_Selected passage_.
** START **

BANTĀ SIṄGH DHĀMĪĀṄ (1900-1923), Babar revolutionary, was born in 1900 at the village of Dhāmīāṅ Kalāṅ, in Jalandhar district. He went to the village primary school, and joined the army serving in the 55th Sikh Battalion for about three years. While in the army he came in contact with Babar Akālīs, whose creed of violence appealed to him. After his meeting with Jathedār Kishan Siṅgh Gaṛgajj and Bābū Santā Siṅgh on 16 February 1923, he resigned from the army and became a member of the action group of the Babar Akālī Jathā. He was party to the Jamsher railway station dacoity (3 March 1923), to the murder of Būṭā lambaṛdār of Naṅgal Shāmāṅ (11 March), and of Javālā Siṅgh, a notorious money-lender of Koṭlī Bāvādās (13 November), and in the second murderous attempt on the lives of Kābul Siṅgh and his father-in-law, Lābh Siṅgh, who had got Kishan Siṅgh Gaṛgajj arrested on 26 February 1923.

** END **

Dataset items:

** START **

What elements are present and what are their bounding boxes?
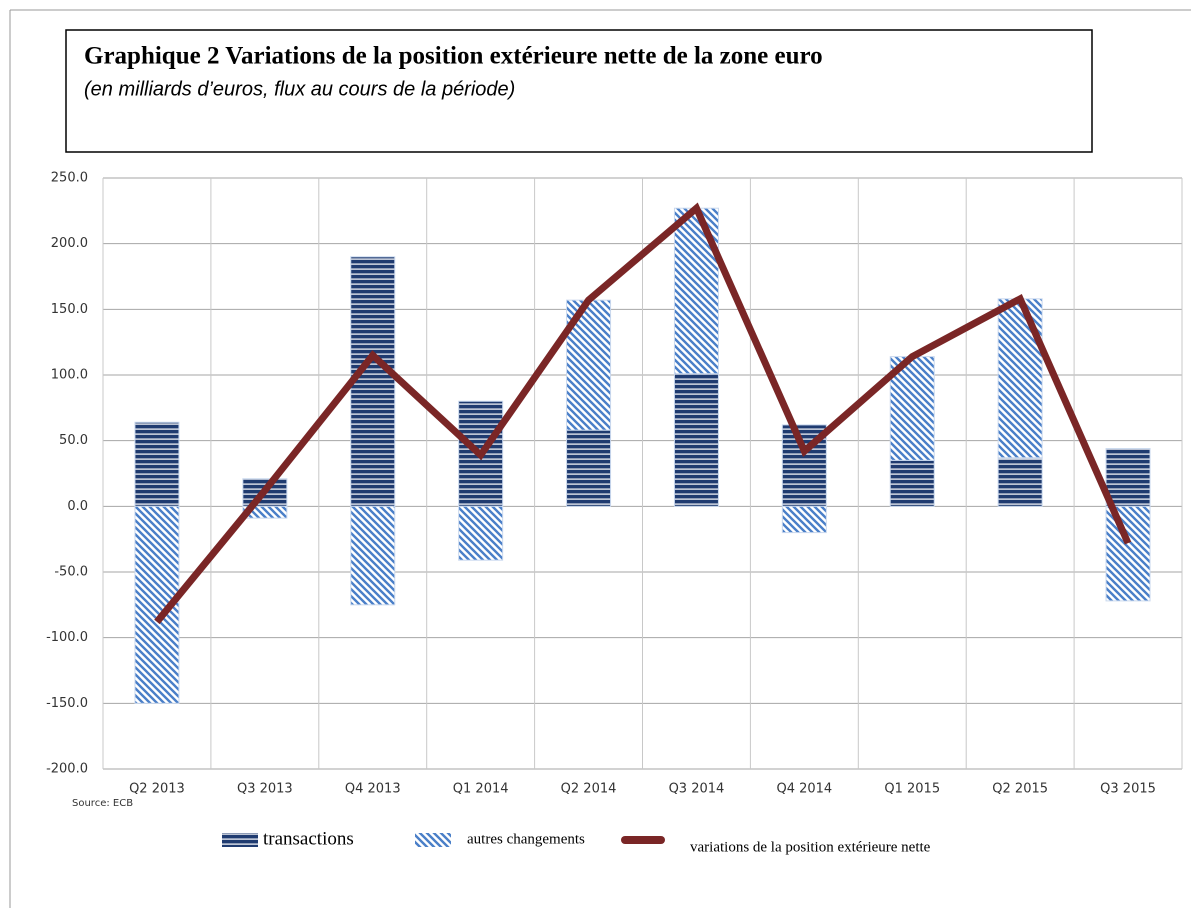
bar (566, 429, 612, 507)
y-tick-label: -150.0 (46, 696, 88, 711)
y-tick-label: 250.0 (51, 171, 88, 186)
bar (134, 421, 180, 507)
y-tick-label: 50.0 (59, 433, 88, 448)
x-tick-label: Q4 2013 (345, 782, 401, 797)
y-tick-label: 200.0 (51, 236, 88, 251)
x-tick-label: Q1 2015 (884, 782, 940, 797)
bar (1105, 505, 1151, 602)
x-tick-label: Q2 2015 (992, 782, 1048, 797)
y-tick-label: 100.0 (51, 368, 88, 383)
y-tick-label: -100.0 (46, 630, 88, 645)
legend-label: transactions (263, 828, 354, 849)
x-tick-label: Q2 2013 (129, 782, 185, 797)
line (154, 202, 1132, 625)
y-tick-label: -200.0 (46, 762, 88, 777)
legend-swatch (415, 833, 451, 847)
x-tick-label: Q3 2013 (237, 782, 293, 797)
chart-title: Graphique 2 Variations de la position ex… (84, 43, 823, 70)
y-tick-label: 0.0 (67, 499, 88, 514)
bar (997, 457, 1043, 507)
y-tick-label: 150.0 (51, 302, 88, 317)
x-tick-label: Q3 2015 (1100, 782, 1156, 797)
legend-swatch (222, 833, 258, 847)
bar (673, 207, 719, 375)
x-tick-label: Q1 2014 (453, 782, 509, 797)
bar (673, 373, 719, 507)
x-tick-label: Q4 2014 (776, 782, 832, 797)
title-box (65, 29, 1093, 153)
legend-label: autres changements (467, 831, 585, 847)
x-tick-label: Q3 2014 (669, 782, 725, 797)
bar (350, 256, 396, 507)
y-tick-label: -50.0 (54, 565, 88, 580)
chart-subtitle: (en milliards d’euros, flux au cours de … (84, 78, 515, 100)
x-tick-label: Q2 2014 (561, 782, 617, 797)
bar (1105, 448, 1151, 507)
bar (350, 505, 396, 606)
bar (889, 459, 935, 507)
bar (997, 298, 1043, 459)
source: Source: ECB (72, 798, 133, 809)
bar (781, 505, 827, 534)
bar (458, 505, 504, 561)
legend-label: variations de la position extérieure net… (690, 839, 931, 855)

** END **
** START **

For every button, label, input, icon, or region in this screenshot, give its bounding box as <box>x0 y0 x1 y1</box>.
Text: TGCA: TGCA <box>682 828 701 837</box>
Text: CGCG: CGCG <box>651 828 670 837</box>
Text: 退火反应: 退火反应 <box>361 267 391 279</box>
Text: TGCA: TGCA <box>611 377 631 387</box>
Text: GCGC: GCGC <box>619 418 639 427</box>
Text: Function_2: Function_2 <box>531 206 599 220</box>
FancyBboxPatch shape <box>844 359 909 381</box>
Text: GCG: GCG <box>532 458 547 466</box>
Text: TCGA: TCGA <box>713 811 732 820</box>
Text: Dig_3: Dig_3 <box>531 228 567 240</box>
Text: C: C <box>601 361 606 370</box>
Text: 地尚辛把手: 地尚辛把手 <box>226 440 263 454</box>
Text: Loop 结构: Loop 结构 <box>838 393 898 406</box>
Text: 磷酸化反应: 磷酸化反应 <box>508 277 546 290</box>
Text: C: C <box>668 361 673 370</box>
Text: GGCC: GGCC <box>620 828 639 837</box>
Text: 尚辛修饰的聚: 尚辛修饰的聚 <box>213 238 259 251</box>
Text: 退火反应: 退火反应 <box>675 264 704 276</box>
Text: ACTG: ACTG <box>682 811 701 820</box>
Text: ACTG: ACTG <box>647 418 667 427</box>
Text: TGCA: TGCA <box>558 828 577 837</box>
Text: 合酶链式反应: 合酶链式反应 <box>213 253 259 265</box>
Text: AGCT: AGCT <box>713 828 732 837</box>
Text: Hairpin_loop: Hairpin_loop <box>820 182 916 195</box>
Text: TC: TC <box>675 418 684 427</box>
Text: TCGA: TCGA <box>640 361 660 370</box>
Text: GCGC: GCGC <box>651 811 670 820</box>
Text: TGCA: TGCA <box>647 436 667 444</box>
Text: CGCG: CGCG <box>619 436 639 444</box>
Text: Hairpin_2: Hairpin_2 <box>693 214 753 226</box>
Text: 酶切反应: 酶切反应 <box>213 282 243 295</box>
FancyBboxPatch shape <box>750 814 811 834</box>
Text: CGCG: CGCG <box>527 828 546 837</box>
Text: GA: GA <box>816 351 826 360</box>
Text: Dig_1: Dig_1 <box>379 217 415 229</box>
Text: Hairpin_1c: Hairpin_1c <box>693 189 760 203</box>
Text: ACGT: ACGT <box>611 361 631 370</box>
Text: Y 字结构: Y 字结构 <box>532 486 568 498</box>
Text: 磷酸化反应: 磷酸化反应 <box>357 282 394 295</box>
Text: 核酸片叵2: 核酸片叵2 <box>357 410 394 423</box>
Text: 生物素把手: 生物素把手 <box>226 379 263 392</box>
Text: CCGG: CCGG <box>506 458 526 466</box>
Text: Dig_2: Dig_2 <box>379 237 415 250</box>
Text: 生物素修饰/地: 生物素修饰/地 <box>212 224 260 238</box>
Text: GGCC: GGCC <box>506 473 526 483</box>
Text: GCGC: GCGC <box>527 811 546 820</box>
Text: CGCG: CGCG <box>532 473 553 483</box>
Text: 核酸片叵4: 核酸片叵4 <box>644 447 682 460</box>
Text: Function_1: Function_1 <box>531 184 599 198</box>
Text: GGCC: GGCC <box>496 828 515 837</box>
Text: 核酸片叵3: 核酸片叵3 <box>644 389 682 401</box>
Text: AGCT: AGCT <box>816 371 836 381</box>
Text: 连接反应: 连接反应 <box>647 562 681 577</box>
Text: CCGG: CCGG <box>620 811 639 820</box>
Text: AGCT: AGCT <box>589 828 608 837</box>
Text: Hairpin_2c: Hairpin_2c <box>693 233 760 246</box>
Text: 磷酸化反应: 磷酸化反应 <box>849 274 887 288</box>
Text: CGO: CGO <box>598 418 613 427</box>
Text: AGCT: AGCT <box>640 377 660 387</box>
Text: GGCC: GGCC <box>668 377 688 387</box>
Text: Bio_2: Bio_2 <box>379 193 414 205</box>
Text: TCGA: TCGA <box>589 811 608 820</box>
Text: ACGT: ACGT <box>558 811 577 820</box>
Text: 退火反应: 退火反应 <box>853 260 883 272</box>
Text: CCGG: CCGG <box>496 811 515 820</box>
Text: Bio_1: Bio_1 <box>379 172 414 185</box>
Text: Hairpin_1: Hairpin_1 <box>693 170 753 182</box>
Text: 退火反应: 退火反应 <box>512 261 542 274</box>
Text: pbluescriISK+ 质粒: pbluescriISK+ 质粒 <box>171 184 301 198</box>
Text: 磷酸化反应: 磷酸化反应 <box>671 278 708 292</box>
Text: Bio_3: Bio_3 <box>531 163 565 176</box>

** END **

_Set of tasks_.
1. List the acts of the Babar Akālī Jathā that the biography of Bantā Siṅgh Dhāmīāṅ says he took part in.
2. In the biography of Bantā Siṅgh Dhāmīāṅ, which battalion did he serve in while in the army?

_Results of the exercise_.
1.
- The Jamsher railway station dacoity (3 March 1923)
- The murder of Būṭā lambaṛdār of Naṅgal Shāmāṅ (11 March)
- The murder of Javālā Siṅgh, a money-lender of Koṭlī Bāvādās (13 November)
- The second murderous attempt on the lives of Kābul Siṅgh and his father-in-law, Lābh Siṅgh

2. The 55th Sikh Battalion.